• _WHAT YOU WILL DO_
Below are the records; copy each line in them that holds the word "xlabel".

• _WORKING DATA_
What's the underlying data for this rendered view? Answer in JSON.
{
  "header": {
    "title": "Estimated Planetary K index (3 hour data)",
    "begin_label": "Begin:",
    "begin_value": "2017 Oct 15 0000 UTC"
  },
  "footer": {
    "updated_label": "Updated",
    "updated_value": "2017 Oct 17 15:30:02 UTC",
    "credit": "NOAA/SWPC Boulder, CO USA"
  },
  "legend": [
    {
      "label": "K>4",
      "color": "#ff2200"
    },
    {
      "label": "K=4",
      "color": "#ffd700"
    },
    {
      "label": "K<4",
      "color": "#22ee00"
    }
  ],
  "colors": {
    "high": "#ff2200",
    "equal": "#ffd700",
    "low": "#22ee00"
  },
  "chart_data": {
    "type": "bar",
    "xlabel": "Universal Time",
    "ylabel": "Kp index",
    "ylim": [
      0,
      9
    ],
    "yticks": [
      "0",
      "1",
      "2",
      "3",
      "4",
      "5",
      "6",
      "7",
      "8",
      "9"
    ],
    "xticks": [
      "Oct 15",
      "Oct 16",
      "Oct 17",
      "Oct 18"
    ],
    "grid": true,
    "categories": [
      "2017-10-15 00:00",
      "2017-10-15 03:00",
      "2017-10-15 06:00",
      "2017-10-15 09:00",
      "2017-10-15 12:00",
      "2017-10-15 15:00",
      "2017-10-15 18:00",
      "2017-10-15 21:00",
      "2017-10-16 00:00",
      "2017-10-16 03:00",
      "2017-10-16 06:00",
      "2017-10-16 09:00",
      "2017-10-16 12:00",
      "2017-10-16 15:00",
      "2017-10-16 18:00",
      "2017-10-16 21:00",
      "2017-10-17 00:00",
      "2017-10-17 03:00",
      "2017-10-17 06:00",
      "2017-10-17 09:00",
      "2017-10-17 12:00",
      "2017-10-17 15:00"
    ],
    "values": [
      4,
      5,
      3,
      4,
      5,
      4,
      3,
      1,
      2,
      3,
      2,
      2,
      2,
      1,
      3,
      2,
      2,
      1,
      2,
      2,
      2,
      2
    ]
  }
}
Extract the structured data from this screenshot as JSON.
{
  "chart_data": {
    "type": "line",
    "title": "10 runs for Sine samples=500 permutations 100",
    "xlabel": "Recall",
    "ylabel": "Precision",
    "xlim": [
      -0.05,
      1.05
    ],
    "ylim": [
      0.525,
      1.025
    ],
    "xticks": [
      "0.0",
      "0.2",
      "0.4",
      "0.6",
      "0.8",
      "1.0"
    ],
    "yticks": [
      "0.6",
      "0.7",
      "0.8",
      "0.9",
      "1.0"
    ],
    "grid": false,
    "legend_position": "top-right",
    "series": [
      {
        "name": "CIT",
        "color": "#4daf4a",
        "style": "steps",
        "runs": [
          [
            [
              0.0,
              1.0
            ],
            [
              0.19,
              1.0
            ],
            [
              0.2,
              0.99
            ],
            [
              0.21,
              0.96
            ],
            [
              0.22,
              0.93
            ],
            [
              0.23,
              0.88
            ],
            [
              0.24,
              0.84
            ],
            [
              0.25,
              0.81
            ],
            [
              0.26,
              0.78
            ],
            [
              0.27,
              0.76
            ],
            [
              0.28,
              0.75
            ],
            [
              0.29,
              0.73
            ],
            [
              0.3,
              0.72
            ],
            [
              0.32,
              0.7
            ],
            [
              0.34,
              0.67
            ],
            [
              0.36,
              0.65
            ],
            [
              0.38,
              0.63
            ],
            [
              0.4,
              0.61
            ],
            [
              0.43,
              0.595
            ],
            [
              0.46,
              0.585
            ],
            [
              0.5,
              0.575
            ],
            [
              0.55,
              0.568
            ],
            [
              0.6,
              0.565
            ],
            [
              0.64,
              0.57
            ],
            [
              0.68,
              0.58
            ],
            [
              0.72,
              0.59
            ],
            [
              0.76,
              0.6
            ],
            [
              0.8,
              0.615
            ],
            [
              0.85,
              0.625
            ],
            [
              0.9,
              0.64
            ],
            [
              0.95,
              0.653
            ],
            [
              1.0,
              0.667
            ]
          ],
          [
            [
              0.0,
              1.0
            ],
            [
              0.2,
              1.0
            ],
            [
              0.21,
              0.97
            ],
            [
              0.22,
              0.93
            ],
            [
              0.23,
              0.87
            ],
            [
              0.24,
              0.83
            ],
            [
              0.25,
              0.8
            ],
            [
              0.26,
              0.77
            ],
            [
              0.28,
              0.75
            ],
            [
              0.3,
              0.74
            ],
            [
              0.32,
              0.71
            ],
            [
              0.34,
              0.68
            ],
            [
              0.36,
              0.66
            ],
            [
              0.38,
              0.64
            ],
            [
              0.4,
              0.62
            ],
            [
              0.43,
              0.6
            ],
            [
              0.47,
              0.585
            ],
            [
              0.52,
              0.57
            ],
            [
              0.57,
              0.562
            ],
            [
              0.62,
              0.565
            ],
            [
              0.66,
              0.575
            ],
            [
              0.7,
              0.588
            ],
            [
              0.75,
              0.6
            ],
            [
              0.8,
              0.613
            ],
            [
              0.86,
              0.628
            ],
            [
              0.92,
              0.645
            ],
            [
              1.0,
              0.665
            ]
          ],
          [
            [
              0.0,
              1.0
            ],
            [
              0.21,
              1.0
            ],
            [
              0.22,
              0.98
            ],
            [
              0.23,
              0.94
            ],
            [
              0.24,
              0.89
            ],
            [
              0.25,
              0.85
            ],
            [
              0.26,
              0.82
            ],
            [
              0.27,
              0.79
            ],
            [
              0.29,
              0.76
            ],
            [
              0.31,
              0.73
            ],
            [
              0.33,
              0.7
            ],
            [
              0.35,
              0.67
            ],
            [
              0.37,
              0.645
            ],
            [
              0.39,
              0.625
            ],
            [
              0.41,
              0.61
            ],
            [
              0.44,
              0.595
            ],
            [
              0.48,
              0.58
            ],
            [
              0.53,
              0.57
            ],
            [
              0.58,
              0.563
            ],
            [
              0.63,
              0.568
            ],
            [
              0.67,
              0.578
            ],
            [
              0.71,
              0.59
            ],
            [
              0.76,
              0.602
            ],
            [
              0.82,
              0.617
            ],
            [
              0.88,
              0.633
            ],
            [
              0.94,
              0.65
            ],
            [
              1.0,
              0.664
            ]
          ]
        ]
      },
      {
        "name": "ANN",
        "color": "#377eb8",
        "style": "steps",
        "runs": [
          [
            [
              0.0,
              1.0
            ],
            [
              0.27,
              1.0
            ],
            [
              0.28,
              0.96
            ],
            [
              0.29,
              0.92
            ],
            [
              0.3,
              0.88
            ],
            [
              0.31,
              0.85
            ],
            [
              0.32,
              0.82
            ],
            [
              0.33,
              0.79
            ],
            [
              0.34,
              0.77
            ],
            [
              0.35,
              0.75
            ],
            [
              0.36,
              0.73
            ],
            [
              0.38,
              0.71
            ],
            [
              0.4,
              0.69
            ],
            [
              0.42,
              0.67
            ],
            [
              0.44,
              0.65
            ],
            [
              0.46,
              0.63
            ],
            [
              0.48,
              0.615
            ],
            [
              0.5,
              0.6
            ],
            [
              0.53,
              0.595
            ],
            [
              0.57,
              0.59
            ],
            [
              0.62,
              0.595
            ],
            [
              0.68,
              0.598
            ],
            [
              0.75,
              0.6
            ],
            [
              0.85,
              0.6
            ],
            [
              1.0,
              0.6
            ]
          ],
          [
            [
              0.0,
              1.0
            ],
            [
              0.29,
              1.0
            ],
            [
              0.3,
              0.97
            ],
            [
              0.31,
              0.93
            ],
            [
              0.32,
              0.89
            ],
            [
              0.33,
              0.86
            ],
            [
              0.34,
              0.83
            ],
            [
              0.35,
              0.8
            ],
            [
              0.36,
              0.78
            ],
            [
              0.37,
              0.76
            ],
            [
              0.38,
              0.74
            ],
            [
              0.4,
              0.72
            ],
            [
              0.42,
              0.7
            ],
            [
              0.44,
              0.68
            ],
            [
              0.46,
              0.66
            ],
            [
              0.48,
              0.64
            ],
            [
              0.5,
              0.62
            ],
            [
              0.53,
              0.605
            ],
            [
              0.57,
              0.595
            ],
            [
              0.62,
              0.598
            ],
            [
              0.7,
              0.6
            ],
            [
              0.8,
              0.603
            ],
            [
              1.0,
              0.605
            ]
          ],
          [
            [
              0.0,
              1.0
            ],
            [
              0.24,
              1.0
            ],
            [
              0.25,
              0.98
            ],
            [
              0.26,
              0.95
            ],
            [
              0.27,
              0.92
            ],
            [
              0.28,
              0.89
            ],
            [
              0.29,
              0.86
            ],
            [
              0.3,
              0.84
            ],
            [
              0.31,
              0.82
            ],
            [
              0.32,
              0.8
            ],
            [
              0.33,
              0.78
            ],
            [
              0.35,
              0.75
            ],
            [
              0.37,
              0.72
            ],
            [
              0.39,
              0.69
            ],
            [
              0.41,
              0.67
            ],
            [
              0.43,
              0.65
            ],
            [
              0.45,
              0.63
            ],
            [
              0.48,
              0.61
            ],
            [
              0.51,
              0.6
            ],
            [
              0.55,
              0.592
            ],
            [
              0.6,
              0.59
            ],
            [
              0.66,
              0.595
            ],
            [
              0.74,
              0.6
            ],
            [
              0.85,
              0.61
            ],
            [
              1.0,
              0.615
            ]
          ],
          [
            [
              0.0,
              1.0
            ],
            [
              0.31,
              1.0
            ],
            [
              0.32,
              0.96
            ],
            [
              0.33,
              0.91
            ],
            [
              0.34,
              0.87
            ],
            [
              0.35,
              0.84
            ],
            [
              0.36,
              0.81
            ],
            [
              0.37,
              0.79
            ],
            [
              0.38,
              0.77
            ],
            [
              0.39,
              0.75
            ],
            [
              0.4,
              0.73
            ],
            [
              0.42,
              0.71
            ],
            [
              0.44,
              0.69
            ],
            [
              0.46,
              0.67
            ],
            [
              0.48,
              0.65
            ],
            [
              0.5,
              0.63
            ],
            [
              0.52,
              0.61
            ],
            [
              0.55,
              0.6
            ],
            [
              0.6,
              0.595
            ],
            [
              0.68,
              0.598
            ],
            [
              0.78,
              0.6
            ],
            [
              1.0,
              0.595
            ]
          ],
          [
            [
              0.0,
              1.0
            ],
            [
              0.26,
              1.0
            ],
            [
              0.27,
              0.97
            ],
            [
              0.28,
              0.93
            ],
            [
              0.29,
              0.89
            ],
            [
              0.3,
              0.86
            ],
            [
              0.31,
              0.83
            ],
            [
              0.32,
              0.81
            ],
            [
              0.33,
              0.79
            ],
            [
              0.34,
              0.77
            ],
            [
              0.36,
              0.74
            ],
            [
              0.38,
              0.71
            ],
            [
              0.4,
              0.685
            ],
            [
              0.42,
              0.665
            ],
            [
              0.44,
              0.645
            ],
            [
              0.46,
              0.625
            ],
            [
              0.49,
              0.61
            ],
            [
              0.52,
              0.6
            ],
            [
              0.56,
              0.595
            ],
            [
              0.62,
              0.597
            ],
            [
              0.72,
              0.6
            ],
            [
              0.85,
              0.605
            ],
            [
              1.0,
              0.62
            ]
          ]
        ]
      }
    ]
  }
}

• _SOLUTION TO THE EXERCISE_
    "xlabel": "Universal Time",
    "xlabel": "Recall",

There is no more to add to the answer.